-- BEGIN --

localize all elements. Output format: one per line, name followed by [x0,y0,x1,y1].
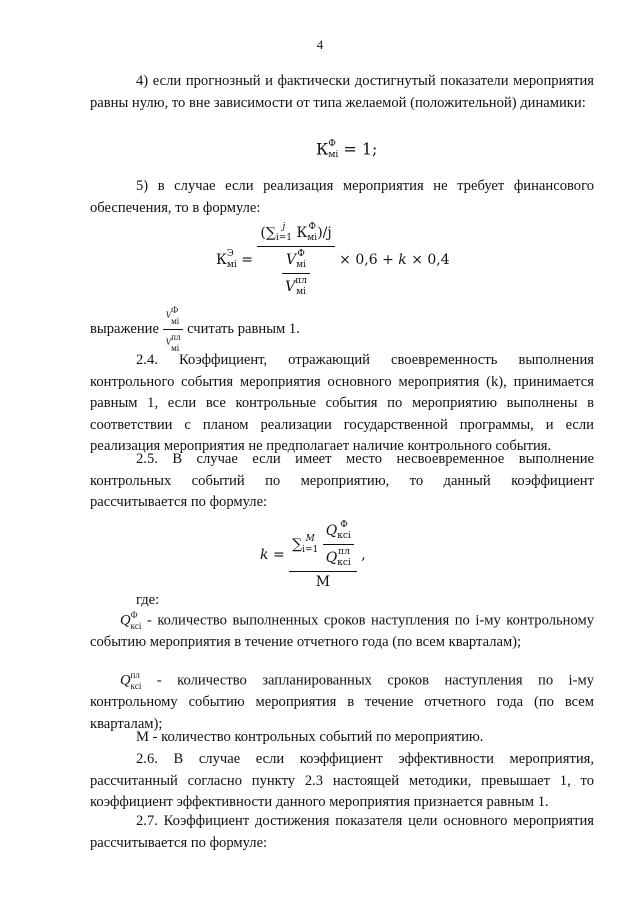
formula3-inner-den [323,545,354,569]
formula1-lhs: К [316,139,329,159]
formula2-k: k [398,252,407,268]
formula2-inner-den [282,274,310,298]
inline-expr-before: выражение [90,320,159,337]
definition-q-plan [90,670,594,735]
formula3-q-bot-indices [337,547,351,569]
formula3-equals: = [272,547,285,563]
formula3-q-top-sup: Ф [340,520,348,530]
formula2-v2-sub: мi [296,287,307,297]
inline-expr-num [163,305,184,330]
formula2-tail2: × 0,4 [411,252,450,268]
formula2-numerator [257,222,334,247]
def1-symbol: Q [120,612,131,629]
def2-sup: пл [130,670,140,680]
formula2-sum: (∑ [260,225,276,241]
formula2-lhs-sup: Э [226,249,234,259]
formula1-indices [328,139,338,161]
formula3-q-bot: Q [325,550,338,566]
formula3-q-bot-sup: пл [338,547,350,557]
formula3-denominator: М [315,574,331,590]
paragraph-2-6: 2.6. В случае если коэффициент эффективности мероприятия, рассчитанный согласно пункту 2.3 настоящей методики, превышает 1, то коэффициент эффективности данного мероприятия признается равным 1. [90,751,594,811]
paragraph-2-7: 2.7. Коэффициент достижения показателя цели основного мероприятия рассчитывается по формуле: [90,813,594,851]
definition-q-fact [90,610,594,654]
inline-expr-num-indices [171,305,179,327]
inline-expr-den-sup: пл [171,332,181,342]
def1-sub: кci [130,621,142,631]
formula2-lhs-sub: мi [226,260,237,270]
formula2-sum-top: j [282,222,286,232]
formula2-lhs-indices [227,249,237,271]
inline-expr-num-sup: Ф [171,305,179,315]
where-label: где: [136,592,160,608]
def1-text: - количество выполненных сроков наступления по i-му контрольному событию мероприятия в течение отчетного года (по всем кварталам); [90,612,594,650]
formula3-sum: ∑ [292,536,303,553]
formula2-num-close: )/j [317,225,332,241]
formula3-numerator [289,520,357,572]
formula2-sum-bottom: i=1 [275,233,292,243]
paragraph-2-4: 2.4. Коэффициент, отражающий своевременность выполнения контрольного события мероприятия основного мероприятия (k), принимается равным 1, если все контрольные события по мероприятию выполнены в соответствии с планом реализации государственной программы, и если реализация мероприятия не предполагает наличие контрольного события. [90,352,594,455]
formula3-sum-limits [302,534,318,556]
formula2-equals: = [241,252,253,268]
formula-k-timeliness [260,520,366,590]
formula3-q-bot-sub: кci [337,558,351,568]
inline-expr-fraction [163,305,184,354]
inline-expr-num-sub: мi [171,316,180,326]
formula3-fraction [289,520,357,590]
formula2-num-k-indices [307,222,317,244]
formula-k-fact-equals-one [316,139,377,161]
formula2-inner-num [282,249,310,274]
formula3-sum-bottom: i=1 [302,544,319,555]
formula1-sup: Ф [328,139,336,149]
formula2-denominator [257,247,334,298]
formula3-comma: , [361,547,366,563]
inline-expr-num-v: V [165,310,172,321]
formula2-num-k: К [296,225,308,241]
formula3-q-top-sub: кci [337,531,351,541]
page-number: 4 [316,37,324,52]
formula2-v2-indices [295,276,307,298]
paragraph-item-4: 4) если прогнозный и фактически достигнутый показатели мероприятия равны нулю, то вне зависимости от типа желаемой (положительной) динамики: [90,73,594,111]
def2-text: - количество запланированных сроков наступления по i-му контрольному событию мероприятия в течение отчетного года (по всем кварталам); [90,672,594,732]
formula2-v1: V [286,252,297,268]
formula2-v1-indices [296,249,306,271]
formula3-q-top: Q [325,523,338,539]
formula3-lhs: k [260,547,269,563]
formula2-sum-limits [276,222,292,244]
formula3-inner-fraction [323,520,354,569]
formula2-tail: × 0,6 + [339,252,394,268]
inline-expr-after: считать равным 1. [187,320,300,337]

-- END --

What you have to do — Repeat the lines starting with the line containing "formula3-inner-den [323,545,354,569]" and going on through the line containing "formula2-lhs-sup: Э [226,249,234,259]".

Response to this exercise —
formula3-inner-den [323,545,354,569]
formula1-lhs: К [316,139,329,159]
formula2-k: k [398,252,407,268]
formula2-inner-den [282,274,310,298]
inline-expr-before: выражение [90,320,159,337]
definition-q-plan [90,670,594,735]
formula3-q-bot-indices [337,547,351,569]
formula3-equals: = [272,547,285,563]
formula3-q-top-sup: Ф [340,520,348,530]
formula2-v2-sub: мi [296,287,307,297]
inline-expr-num [163,305,184,330]
formula2-tail2: × 0,4 [411,252,450,268]
formula2-numerator [257,222,334,247]
def1-symbol: Q [120,612,131,629]
def2-sup: пл [130,670,140,680]
formula2-sum: (∑ [260,225,276,241]
formula2-lhs-sup: Э [226,249,234,259]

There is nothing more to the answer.